WHAT YOU SHOULD DO - Gather every line from the entries below that includes "passenger".
*****
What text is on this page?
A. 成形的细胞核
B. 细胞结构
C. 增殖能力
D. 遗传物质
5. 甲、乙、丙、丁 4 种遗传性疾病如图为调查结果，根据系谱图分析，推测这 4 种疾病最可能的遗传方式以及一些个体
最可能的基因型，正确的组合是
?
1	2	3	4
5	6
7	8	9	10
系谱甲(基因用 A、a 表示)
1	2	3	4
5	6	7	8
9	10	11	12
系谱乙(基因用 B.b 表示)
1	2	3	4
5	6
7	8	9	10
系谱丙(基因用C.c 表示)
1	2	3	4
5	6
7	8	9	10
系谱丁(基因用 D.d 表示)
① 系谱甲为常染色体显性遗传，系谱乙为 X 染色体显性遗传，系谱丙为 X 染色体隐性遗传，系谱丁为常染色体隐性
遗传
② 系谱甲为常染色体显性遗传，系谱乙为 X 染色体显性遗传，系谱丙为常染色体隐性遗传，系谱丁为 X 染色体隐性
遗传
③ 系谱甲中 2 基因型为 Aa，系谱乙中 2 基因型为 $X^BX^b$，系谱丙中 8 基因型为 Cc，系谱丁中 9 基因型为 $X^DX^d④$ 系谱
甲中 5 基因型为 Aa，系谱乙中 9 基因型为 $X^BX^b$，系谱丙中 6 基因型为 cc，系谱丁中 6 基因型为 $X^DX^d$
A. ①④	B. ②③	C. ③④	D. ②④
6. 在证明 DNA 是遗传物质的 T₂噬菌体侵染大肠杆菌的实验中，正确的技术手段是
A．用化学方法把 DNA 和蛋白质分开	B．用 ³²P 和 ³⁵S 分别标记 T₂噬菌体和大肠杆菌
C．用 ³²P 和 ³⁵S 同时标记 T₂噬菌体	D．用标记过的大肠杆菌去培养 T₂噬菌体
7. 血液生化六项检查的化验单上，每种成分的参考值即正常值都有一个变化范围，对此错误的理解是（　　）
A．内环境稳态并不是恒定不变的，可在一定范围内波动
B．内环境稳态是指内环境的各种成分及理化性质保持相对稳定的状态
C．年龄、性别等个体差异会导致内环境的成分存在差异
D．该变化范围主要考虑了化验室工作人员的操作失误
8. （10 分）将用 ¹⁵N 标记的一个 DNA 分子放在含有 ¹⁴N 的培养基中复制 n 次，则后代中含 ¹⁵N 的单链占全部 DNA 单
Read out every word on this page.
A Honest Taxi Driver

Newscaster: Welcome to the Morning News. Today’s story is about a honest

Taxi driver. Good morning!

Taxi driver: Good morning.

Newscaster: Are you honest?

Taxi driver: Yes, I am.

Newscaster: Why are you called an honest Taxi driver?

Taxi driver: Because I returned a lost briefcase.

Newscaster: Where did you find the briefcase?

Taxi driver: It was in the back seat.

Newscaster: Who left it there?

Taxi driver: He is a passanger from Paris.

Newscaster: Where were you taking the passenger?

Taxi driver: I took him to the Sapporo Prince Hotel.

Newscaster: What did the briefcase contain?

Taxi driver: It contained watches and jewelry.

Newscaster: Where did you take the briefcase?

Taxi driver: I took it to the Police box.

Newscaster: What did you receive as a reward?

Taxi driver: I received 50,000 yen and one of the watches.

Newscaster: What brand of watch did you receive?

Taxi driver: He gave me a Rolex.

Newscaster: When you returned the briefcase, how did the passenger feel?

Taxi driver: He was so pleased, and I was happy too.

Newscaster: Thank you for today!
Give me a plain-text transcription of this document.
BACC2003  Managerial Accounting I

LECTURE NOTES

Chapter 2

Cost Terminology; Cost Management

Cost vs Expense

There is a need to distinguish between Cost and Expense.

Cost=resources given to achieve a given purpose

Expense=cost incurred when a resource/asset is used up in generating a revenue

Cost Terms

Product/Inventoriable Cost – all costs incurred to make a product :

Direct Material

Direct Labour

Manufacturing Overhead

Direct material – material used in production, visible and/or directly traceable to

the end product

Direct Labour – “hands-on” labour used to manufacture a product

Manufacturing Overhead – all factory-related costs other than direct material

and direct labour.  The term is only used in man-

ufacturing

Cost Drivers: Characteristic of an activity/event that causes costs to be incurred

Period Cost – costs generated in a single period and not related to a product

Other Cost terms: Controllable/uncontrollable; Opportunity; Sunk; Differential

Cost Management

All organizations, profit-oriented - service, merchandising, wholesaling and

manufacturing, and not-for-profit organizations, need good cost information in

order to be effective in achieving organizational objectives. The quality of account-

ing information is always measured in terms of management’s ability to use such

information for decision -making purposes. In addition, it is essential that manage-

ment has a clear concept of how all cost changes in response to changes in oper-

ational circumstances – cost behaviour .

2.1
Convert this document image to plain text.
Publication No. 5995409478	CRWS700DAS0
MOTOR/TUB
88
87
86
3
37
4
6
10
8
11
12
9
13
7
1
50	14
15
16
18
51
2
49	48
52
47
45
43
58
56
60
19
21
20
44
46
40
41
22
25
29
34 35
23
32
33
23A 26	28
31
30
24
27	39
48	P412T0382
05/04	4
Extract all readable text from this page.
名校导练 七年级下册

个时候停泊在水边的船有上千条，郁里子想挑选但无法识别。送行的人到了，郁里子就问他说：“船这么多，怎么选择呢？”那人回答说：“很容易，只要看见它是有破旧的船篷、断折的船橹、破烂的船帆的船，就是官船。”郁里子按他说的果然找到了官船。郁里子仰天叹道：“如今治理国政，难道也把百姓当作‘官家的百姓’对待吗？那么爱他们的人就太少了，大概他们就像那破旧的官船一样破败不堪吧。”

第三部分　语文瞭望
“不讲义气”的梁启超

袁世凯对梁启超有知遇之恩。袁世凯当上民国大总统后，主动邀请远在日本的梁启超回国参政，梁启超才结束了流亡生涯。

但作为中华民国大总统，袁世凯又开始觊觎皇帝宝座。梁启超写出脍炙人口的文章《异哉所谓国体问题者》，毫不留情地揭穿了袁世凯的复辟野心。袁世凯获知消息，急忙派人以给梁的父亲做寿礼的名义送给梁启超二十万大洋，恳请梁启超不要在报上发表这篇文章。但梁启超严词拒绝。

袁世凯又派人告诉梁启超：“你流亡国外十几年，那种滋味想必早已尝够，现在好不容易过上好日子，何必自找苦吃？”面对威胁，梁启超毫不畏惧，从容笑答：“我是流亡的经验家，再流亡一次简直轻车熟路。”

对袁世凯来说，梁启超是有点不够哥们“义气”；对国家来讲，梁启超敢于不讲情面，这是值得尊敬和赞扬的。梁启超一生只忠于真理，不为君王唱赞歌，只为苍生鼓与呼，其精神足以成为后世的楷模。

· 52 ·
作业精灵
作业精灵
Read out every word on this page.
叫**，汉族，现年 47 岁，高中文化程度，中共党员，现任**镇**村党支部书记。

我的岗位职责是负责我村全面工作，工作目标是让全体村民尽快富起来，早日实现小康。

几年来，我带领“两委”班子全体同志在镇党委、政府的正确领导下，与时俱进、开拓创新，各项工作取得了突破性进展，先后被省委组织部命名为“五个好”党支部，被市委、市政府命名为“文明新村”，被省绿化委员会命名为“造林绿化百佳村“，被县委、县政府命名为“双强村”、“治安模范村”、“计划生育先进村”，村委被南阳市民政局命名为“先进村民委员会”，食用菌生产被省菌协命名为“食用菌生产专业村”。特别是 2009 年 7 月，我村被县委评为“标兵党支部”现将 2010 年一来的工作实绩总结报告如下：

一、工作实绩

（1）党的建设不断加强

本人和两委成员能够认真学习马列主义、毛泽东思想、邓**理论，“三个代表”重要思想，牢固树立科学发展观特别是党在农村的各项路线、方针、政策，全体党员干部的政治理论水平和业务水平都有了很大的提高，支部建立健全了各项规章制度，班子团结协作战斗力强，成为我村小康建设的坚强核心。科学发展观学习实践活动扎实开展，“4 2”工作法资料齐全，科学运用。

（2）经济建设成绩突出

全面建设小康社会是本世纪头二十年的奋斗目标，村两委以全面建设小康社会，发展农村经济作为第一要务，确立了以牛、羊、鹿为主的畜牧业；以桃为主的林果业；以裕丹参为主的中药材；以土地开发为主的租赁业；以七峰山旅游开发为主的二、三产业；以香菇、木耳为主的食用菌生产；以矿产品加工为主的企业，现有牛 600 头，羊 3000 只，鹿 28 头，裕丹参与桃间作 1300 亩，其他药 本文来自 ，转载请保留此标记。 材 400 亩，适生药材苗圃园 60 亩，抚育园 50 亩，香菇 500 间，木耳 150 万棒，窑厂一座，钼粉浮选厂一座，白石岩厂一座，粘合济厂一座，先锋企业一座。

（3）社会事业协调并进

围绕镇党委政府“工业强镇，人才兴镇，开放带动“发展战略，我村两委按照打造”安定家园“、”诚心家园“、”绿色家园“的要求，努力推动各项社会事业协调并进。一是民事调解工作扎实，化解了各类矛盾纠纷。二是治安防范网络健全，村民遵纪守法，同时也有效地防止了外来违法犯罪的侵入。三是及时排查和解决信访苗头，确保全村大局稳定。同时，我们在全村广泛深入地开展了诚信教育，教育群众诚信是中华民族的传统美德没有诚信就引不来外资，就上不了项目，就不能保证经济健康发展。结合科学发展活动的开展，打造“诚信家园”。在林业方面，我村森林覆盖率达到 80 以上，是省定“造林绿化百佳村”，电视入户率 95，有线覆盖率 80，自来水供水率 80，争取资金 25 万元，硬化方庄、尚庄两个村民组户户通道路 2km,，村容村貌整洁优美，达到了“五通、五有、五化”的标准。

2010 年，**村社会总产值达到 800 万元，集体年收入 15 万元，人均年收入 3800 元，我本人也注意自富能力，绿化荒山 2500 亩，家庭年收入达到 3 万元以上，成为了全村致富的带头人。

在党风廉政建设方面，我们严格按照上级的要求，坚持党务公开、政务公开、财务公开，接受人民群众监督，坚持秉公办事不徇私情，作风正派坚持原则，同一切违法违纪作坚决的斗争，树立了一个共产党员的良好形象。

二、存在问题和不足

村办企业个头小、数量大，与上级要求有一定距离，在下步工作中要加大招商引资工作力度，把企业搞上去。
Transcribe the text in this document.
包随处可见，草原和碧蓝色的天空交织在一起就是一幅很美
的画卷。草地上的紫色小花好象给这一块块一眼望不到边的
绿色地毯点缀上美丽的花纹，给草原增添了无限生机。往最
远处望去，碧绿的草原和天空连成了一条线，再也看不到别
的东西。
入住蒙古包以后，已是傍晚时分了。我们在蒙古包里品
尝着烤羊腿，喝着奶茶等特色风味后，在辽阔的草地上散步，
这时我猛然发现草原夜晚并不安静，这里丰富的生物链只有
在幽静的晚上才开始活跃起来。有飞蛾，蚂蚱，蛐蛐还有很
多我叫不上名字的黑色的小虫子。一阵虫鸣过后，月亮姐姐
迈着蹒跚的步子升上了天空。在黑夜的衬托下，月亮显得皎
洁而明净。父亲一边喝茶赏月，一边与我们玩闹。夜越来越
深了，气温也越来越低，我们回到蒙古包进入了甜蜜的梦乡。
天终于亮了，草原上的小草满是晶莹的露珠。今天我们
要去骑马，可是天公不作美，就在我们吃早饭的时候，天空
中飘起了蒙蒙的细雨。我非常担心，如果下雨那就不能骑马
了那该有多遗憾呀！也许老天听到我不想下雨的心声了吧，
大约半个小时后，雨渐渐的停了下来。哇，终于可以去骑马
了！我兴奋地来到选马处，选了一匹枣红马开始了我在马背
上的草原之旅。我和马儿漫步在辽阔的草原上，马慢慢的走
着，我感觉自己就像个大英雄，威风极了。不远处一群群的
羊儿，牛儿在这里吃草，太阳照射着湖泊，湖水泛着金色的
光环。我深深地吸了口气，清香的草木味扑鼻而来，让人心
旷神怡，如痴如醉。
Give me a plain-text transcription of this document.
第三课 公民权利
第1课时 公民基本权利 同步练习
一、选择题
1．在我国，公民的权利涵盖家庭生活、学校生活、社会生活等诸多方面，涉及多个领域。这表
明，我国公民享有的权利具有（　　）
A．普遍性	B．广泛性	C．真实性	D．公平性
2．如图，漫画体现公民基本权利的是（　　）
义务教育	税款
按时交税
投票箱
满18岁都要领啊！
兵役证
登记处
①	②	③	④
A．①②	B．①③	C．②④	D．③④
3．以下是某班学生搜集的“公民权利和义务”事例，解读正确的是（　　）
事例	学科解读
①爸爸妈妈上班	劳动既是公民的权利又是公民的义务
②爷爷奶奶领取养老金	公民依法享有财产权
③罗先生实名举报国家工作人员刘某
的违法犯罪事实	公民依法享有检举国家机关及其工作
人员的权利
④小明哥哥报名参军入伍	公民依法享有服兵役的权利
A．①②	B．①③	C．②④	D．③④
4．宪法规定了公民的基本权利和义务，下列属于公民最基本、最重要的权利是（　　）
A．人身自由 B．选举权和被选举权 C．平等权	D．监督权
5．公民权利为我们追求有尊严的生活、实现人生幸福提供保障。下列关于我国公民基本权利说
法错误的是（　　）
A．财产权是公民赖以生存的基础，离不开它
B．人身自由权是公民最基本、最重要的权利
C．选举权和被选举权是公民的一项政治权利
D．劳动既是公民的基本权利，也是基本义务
*****
SOLUTION TO THE EXERCISE -
Newscaster: Where were you taking the passenger?
Newscaster: When you returned the briefcase, how did the passenger feel?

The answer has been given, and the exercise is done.